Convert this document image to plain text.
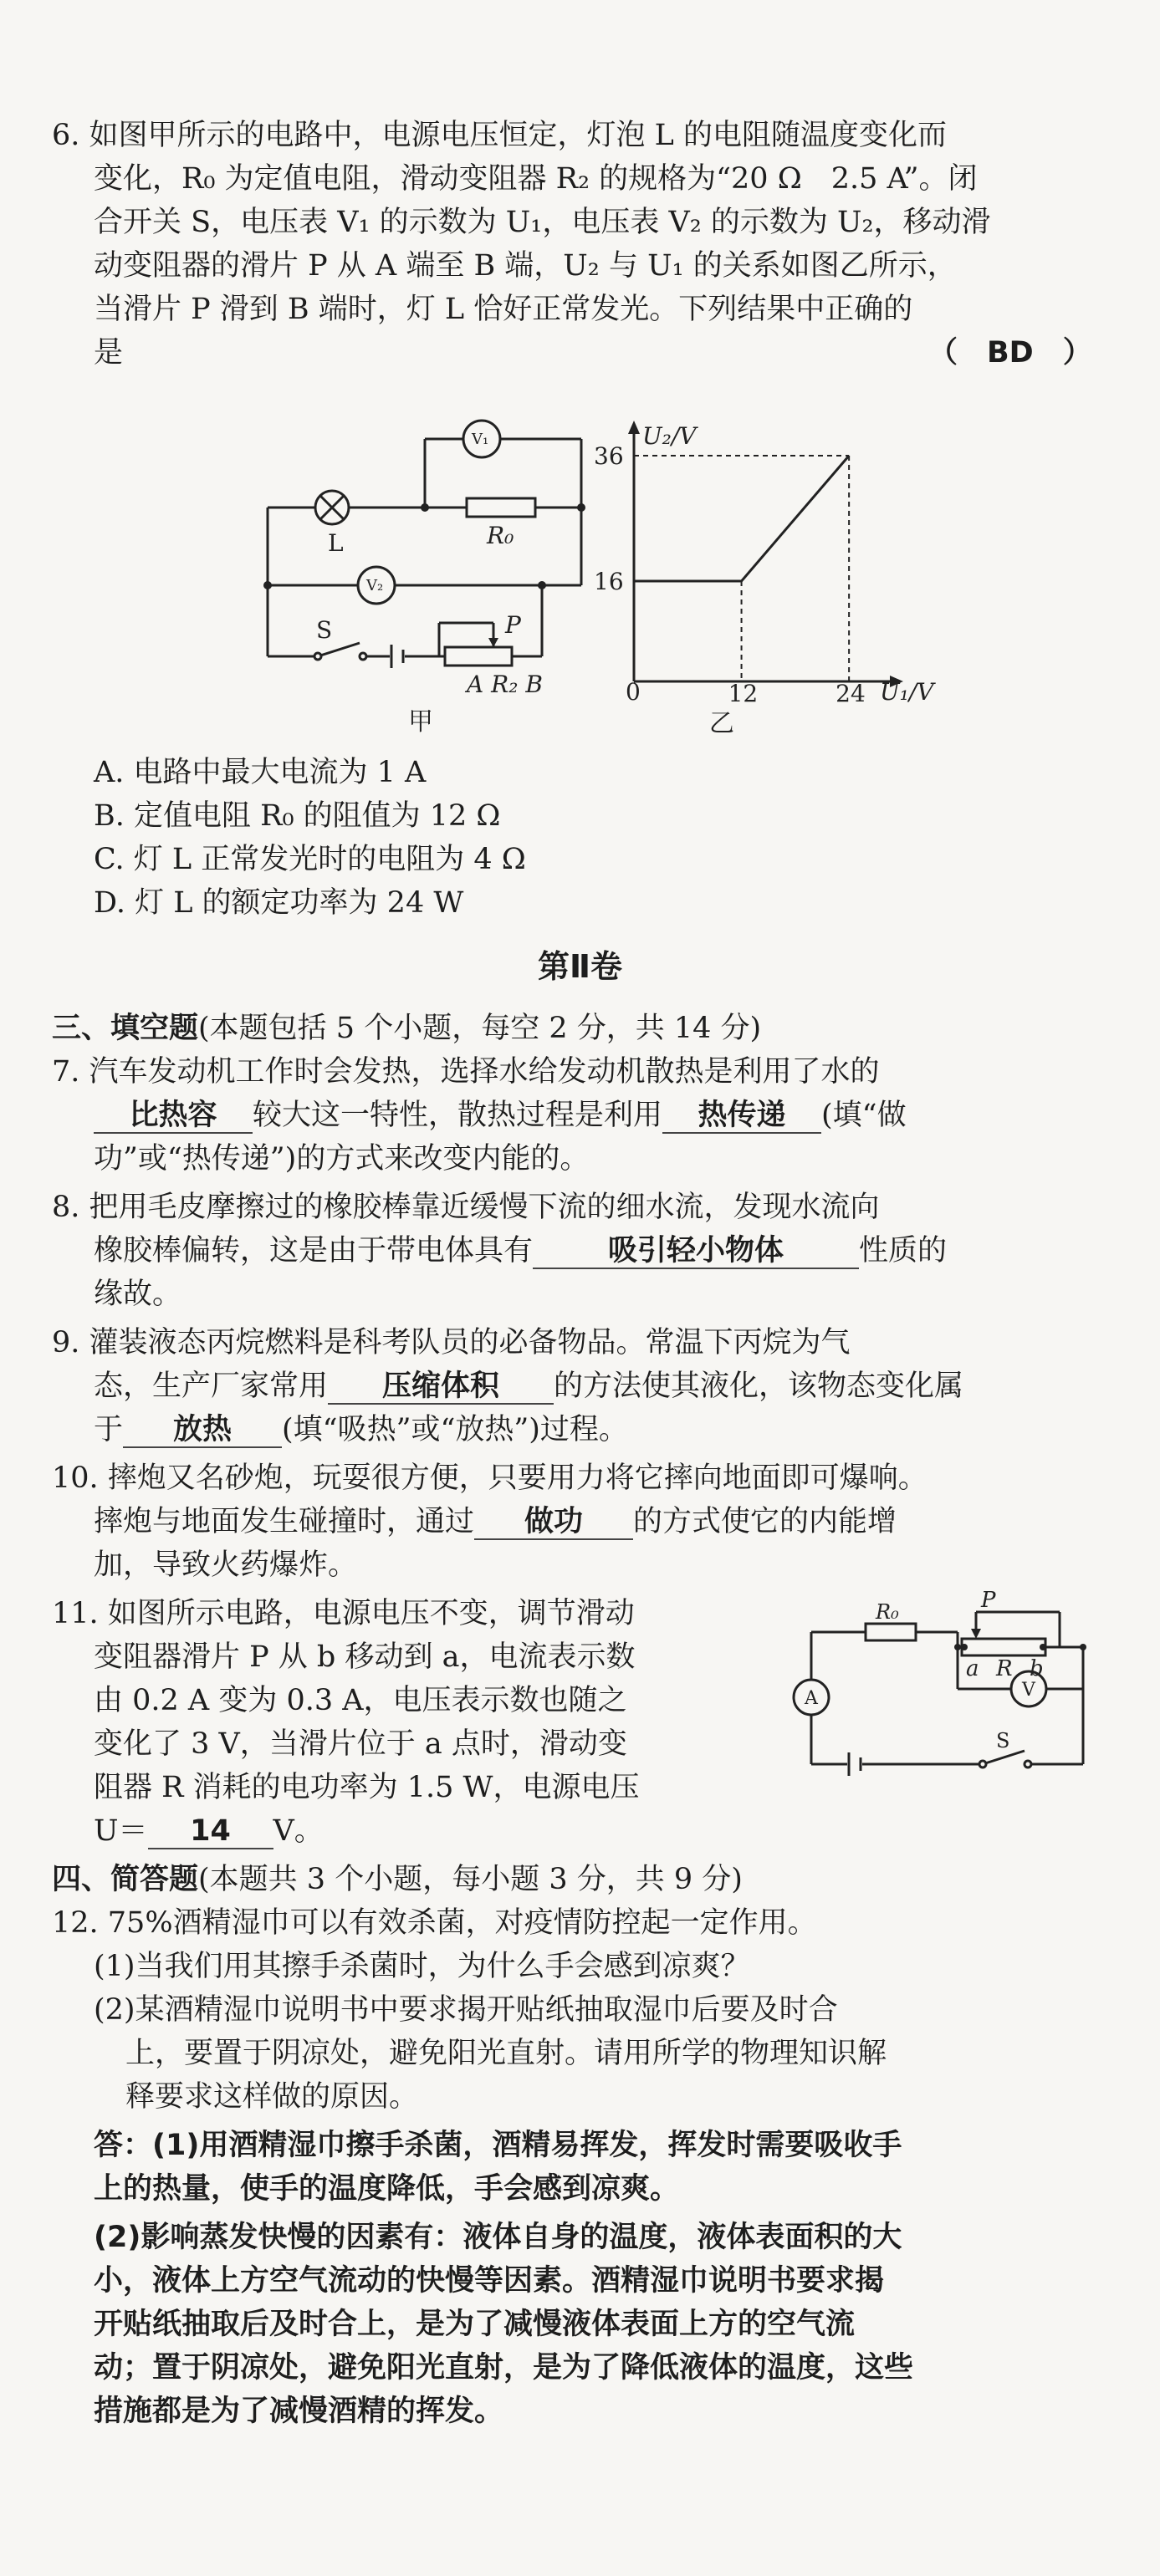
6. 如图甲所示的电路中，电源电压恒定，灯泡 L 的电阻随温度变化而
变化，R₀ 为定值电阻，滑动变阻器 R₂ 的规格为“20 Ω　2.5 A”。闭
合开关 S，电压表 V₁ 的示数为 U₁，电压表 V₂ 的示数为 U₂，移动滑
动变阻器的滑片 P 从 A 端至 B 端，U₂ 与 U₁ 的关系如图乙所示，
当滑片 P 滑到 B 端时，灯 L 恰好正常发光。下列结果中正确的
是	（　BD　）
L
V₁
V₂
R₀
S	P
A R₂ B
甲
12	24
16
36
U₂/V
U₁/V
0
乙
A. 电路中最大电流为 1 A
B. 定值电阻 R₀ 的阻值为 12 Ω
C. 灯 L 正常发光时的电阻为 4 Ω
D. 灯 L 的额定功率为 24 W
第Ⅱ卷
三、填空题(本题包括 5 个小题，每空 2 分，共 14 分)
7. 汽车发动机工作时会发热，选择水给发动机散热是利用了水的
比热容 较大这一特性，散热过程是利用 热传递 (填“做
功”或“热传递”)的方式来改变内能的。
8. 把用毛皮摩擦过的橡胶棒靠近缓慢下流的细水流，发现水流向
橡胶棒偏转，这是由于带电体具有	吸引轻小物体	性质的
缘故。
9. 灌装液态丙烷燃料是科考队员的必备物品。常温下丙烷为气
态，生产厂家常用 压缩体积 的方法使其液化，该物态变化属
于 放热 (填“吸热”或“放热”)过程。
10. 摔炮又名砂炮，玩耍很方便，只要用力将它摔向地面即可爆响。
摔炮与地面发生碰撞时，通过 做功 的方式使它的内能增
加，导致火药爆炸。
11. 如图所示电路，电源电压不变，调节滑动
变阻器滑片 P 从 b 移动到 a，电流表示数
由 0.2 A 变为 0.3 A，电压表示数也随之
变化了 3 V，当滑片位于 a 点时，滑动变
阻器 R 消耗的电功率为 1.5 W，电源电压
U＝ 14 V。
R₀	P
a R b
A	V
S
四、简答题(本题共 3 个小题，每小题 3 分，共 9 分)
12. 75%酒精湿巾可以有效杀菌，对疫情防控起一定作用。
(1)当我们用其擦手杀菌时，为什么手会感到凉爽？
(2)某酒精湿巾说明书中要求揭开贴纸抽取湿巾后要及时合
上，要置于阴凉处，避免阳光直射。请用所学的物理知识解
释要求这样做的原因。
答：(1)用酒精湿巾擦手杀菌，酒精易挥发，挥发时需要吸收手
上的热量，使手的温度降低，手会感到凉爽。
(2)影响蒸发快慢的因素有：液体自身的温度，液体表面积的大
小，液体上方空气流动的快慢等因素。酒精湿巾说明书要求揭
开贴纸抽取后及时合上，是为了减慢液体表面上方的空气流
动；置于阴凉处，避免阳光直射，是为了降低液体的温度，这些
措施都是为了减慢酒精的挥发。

....

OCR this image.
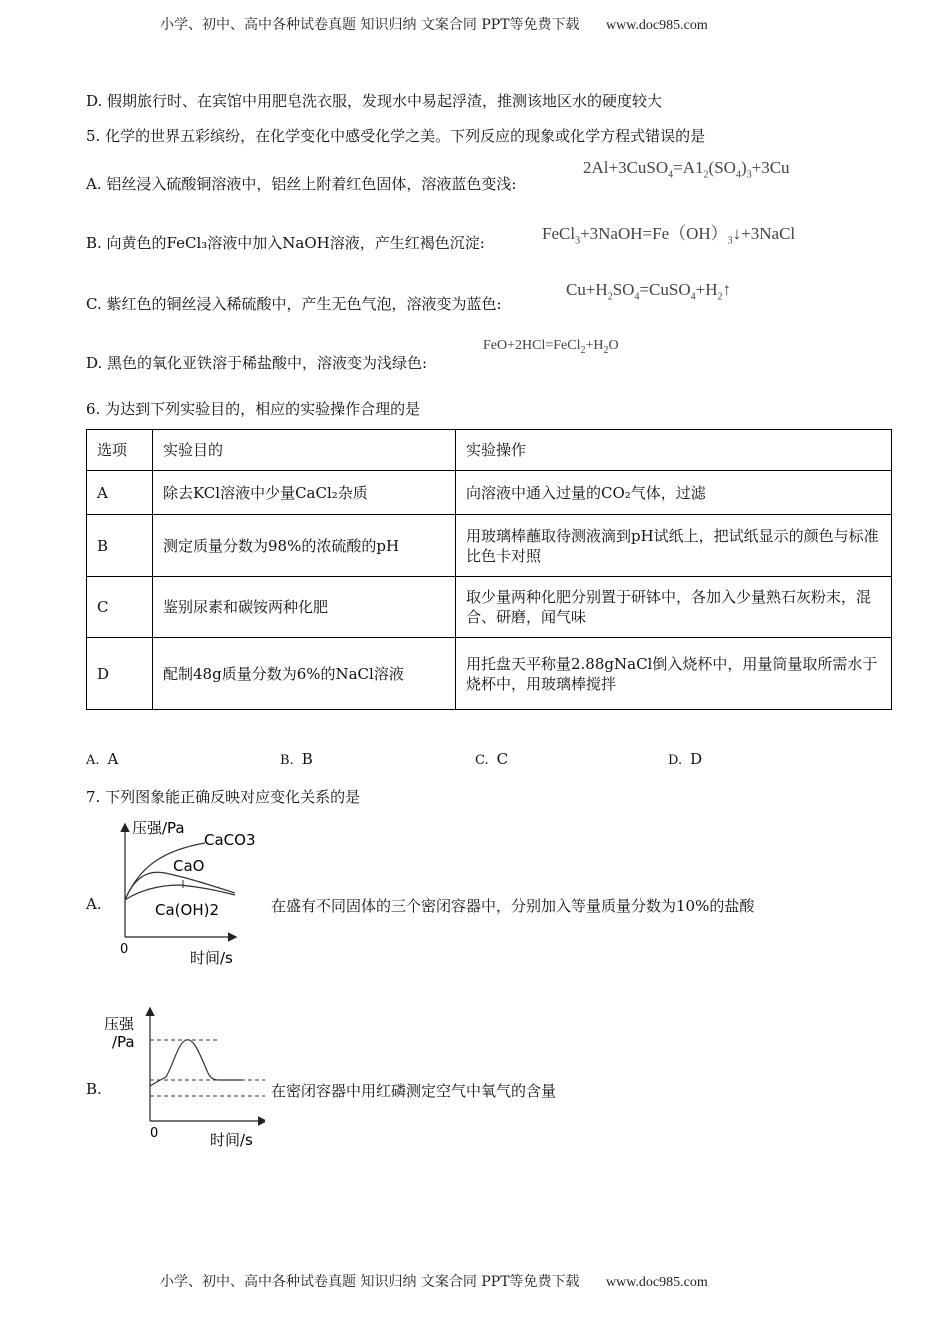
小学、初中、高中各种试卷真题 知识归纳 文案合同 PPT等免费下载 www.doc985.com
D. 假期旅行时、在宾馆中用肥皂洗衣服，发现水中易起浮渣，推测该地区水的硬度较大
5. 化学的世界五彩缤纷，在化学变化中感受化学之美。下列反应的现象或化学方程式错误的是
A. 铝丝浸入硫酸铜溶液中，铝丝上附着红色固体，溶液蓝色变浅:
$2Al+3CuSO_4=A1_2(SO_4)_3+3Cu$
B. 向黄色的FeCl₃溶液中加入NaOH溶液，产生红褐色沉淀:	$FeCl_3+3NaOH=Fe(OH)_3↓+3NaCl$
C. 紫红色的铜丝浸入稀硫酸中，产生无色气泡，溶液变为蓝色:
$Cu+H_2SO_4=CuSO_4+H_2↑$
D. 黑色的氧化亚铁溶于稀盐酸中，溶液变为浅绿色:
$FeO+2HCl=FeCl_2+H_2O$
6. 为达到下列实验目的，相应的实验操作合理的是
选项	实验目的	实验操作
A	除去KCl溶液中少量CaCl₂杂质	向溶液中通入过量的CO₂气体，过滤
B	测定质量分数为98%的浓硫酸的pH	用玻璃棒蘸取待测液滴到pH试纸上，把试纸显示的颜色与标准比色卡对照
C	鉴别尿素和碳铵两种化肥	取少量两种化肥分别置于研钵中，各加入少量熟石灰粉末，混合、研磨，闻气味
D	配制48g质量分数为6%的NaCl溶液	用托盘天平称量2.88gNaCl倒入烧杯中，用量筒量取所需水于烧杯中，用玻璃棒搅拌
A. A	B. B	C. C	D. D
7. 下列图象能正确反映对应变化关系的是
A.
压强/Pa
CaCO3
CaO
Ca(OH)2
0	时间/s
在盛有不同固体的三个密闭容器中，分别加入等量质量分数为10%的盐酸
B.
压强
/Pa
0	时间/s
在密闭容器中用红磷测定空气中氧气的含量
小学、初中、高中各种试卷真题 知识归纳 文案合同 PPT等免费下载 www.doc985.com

....

_EXERCISE DESCRIPTION:_
Copy every line in the entries above that has the string "避免阳光直射" in it.

_SOLUTION TO THIS TASK:_
上，要置于阴凉处，避免阳光直射。请用所学的物理知识解
动；置于阴凉处，避免阳光直射，是为了降低液体的温度，这些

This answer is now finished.